▶ [Your task] Each entry below must be repeated exactly, with pictures left out.

(Dataset items)
──────────────────────────────

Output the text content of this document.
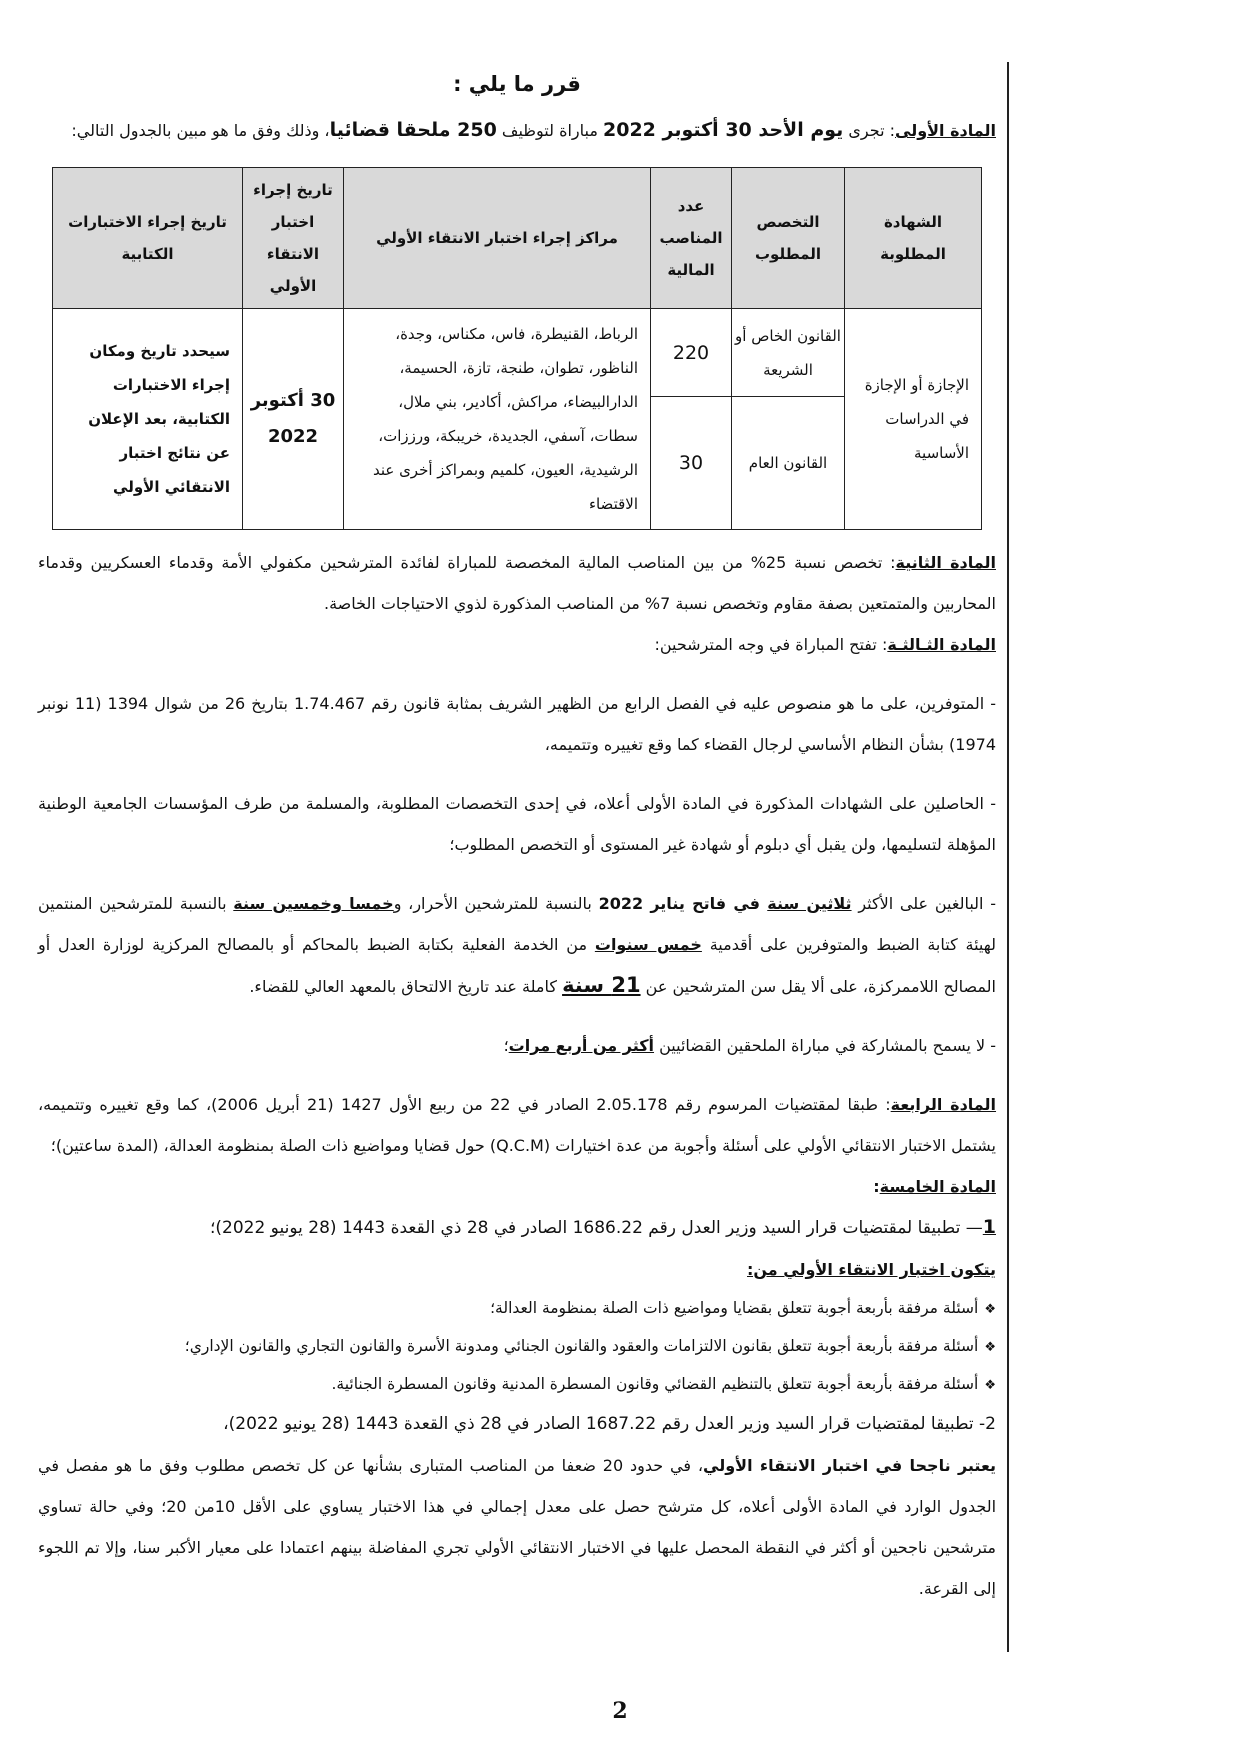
قرر ما يلي :

المادة الأولى: تجرى يوم الأحد 30 أكتوبر 2022 مباراة لتوظيف 250 ملحقا قضائيا، وذلك وفق ما هو مبين بالجدول التالي:

الشهادة المطلوبة	التخصص المطلوب	عدد المناصب المالية	مراكز إجراء اختبار الانتقاء الأولي	تاريخ إجراء اختبار الانتقاء الأولي	تاريخ إجراء الاختبارات الكتابية
الإجازة أو الإجازة في الدراسات الأساسية	القانون الخاص أو الشريعة	220	الرباط، القنيطرة، فاس، مكناس، وجدة، الناظور، تطوان، طنجة، تازة، الحسيمة، الدارالبيضاء، مراكش، أكادير، بني ملال، سطات، آسفي، الجديدة، خريبكة، ورززات، الرشيدية، العيون، كلميم وبمراكز أخرى عند الاقتضاء	30 أكتوبر 2022	سيحدد تاريخ ومكان إجراء الاختبارات الكتابية، بعد الإعلان عن نتائج اختبار الانتقائي الأولي
	القانون العام	30			

المادة الثانية: تخصص نسبة 25% من بين المناصب المالية المخصصة للمباراة لفائدة المترشحين مكفولي الأمة وقدماء العسكريين وقدماء المحاربين والمتمتعين بصفة مقاوم وتخصص نسبة 7% من المناصب المذكورة لذوي الاحتياجات الخاصة.

المادة الثـالثـة: تفتح المباراة في وجه المترشحين:

- المتوفرين، على ما هو منصوص عليه في الفصل الرابع من الظهير الشريف بمثابة قانون رقم 1.74.467 بتاريخ 26 من شوال 1394 (11 نونبر 1974) بشأن النظام الأساسي لرجال القضاء كما وقع تغييره وتتميمه،

- الحاصلين على الشهادات المذكورة في المادة الأولى أعلاه، في إحدى التخصصات المطلوبة، والمسلمة من طرف المؤسسات الجامعية الوطنية المؤهلة لتسليمها، ولن يقبل أي دبلوم أو شهادة غير المستوى أو التخصص المطلوب؛

- البالغين على الأكثر ثلاثين سنة في فاتح يناير 2022 بالنسبة للمترشحين الأحرار، وخمسا وخمسين سنة بالنسبة للمترشحين المنتمين لهيئة كتابة الضبط والمتوفرين على أقدمية خمس سنوات من الخدمة الفعلية بكتابة الضبط بالمحاكم أو بالمصالح المركزية لوزارة العدل أو المصالح اللاممركزة، على ألا يقل سن المترشحين عن 21 سنة كاملة عند تاريخ الالتحاق بالمعهد العالي للقضاء.

- لا يسمح بالمشاركة في مباراة الملحقين القضائيين أكثر من أربع مرات؛

المادة الرابعة: طبقا لمقتضيات المرسوم رقم 2.05.178 الصادر في 22 من ربيع الأول 1427 (21 أبريل 2006)، كما وقع تغييره وتتميمه، يشتمل الاختبار الانتقائي الأولي على أسئلة وأجوبة من عدة اختيارات (Q.C.M) حول قضايا ومواضيع ذات الصلة بمنظومة العدالة، (المدة ساعتين)؛

المادة الخامسة:

1— تطبيقا لمقتضيات قرار السيد وزير العدل رقم 1686.22 الصادر في 28 ذي القعدة 1443 (28 يونيو 2022)؛

يتكون اختبار الانتقاء الأولي من:

❖أسئلة مرفقة بأربعة أجوبة تتعلق بقضايا ومواضيع ذات الصلة بمنظومة العدالة؛
❖أسئلة مرفقة بأربعة أجوبة تتعلق بقانون الالتزامات والعقود والقانون الجنائي ومدونة الأسرة والقانون التجاري والقانون الإداري؛
❖أسئلة مرفقة بأربعة أجوبة تتعلق بالتنظيم القضائي وقانون المسطرة المدنية وقانون المسطرة الجنائية.

2- تطبيقا لمقتضيات قرار السيد وزير العدل رقم 1687.22 الصادر في 28 ذي القعدة 1443 (28 يونيو 2022)،

يعتبر ناجحا في اختبار الانتقاء الأولي، في حدود 20 ضعفا من المناصب المتبارى بشأنها عن كل تخصص مطلوب وفق ما هو مفصل في الجدول الوارد في المادة الأولى أعلاه، كل مترشح حصل على معدل إجمالي في هذا الاختبار يساوي على الأقل 10من 20؛ وفي حالة تساوي مترشحين ناجحين أو أكثر في النقطة المحصل عليها في الاختبار الانتقائي الأولي تجري المفاضلة بينهم اعتمادا على معيار الأكبر سنا، وإلا تم اللجوء إلى القرعة.

2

──────────────────────────────

▶ [Written solution]
Output the text content of this document.
قرر ما يلي :

المادة الأولى: تجرى يوم الأحد 30 أكتوبر 2022 مباراة لتوظيف 250 ملحقا قضائيا، وذلك وفق ما هو مبين بالجدول التالي:

الشهادة المطلوبة	التخصص المطلوب	عدد المناصب المالية	مراكز إجراء اختبار الانتقاء الأولي	تاريخ إجراء اختبار الانتقاء الأولي	تاريخ إجراء الاختبارات الكتابية
الإجازة أو الإجازة في الدراسات الأساسية	القانون الخاص أو الشريعة	220	الرباط، القنيطرة، فاس، مكناس، وجدة، الناظور، تطوان، طنجة، تازة، الحسيمة، الدارالبيضاء، مراكش، أكادير، بني ملال، سطات، آسفي، الجديدة، خريبكة، ورززات، الرشيدية، العيون، كلميم وبمراكز أخرى عند الاقتضاء	30 أكتوبر 2022	سيحدد تاريخ ومكان إجراء الاختبارات الكتابية، بعد الإعلان عن نتائج اختبار الانتقائي الأولي
	القانون العام	30			

المادة الثانية: تخصص نسبة 25% من بين المناصب المالية المخصصة للمباراة لفائدة المترشحين مكفولي الأمة وقدماء العسكريين وقدماء المحاربين والمتمتعين بصفة مقاوم وتخصص نسبة 7% من المناصب المذكورة لذوي الاحتياجات الخاصة.

المادة الثـالثـة: تفتح المباراة في وجه المترشحين:

- المتوفرين، على ما هو منصوص عليه في الفصل الرابع من الظهير الشريف بمثابة قانون رقم 1.74.467 بتاريخ 26 من شوال 1394 (11 نونبر 1974) بشأن النظام الأساسي لرجال القضاء كما وقع تغييره وتتميمه،

- الحاصلين على الشهادات المذكورة في المادة الأولى أعلاه، في إحدى التخصصات المطلوبة، والمسلمة من طرف المؤسسات الجامعية الوطنية المؤهلة لتسليمها، ولن يقبل أي دبلوم أو شهادة غير المستوى أو التخصص المطلوب؛

- البالغين على الأكثر ثلاثين سنة في فاتح يناير 2022 بالنسبة للمترشحين الأحرار، وخمسا وخمسين سنة بالنسبة للمترشحين المنتمين لهيئة كتابة الضبط والمتوفرين على أقدمية خمس سنوات من الخدمة الفعلية بكتابة الضبط بالمحاكم أو بالمصالح المركزية لوزارة العدل أو المصالح اللاممركزة، على ألا يقل سن المترشحين عن 21 سنة كاملة عند تاريخ الالتحاق بالمعهد العالي للقضاء.

- لا يسمح بالمشاركة في مباراة الملحقين القضائيين أكثر من أربع مرات؛

المادة الرابعة: طبقا لمقتضيات المرسوم رقم 2.05.178 الصادر في 22 من ربيع الأول 1427 (21 أبريل 2006)، كما وقع تغييره وتتميمه، يشتمل الاختبار الانتقائي الأولي على أسئلة وأجوبة من عدة اختيارات (Q.C.M) حول قضايا ومواضيع ذات الصلة بمنظومة العدالة، (المدة ساعتين)؛

المادة الخامسة:

1— تطبيقا لمقتضيات قرار السيد وزير العدل رقم 1686.22 الصادر في 28 ذي القعدة 1443 (28 يونيو 2022)؛

يتكون اختبار الانتقاء الأولي من:

❖أسئلة مرفقة بأربعة أجوبة تتعلق بقضايا ومواضيع ذات الصلة بمنظومة العدالة؛
❖أسئلة مرفقة بأربعة أجوبة تتعلق بقانون الالتزامات والعقود والقانون الجنائي ومدونة الأسرة والقانون التجاري والقانون الإداري؛
❖أسئلة مرفقة بأربعة أجوبة تتعلق بالتنظيم القضائي وقانون المسطرة المدنية وقانون المسطرة الجنائية.

2- تطبيقا لمقتضيات قرار السيد وزير العدل رقم 1687.22 الصادر في 28 ذي القعدة 1443 (28 يونيو 2022)،

يعتبر ناجحا في اختبار الانتقاء الأولي، في حدود 20 ضعفا من المناصب المتبارى بشأنها عن كل تخصص مطلوب وفق ما هو مفصل في الجدول الوارد في المادة الأولى أعلاه، كل مترشح حصل على معدل إجمالي في هذا الاختبار يساوي على الأقل 10من 20؛ وفي حالة تساوي مترشحين ناجحين أو أكثر في النقطة المحصل عليها في الاختبار الانتقائي الأولي تجري المفاضلة بينهم اعتمادا على معيار الأكبر سنا، وإلا تم اللجوء إلى القرعة.

2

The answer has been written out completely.